BEGIN THE INPUT

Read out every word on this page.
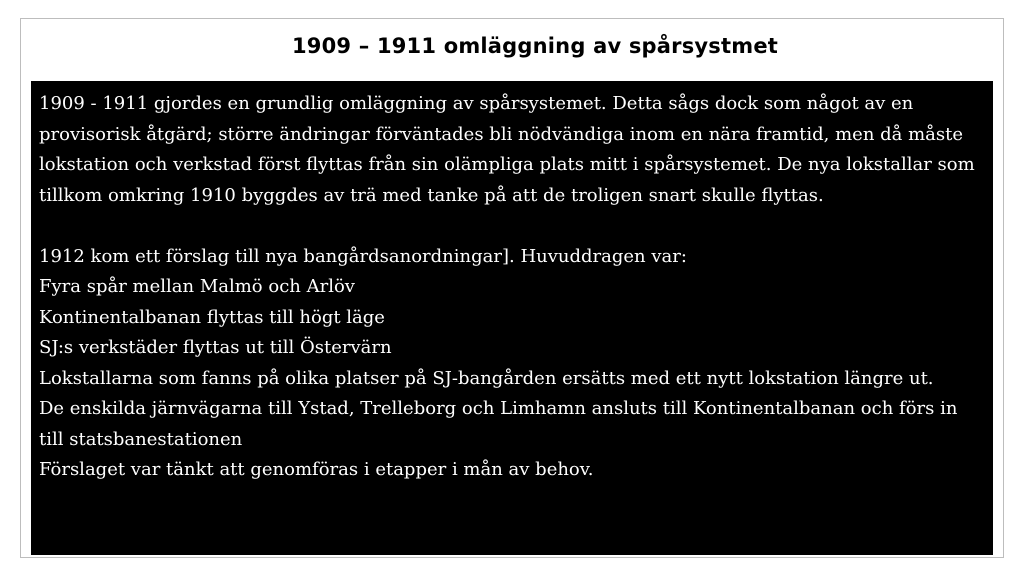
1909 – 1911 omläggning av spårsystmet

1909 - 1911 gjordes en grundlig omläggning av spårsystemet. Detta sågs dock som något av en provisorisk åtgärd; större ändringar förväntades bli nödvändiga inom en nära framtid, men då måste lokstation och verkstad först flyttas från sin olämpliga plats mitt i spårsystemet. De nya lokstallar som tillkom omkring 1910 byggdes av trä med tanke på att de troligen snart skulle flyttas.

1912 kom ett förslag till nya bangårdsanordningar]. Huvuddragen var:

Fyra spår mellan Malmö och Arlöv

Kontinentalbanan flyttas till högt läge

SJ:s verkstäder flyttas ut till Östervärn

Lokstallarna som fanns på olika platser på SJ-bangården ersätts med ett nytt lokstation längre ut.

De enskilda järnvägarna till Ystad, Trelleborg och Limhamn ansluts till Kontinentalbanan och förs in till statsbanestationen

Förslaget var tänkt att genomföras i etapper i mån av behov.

END THE INPUT

THE PROBLEM —
Without including any pictures, output each entry above exactly as it appears.

RESPONSE BELOW —
Read out every word on this page.
1909 – 1911 omläggning av spårsystmet

1909 - 1911 gjordes en grundlig omläggning av spårsystemet. Detta sågs dock som något av en provisorisk åtgärd; större ändringar förväntades bli nödvändiga inom en nära framtid, men då måste lokstation och verkstad först flyttas från sin olämpliga plats mitt i spårsystemet. De nya lokstallar som tillkom omkring 1910 byggdes av trä med tanke på att de troligen snart skulle flyttas.

1912 kom ett förslag till nya bangårdsanordningar]. Huvuddragen var:

Fyra spår mellan Malmö och Arlöv

Kontinentalbanan flyttas till högt läge

SJ:s verkstäder flyttas ut till Östervärn

Lokstallarna som fanns på olika platser på SJ-bangården ersätts med ett nytt lokstation längre ut.

De enskilda järnvägarna till Ystad, Trelleborg och Limhamn ansluts till Kontinentalbanan och förs in till statsbanestationen

Förslaget var tänkt att genomföras i etapper i mån av behov.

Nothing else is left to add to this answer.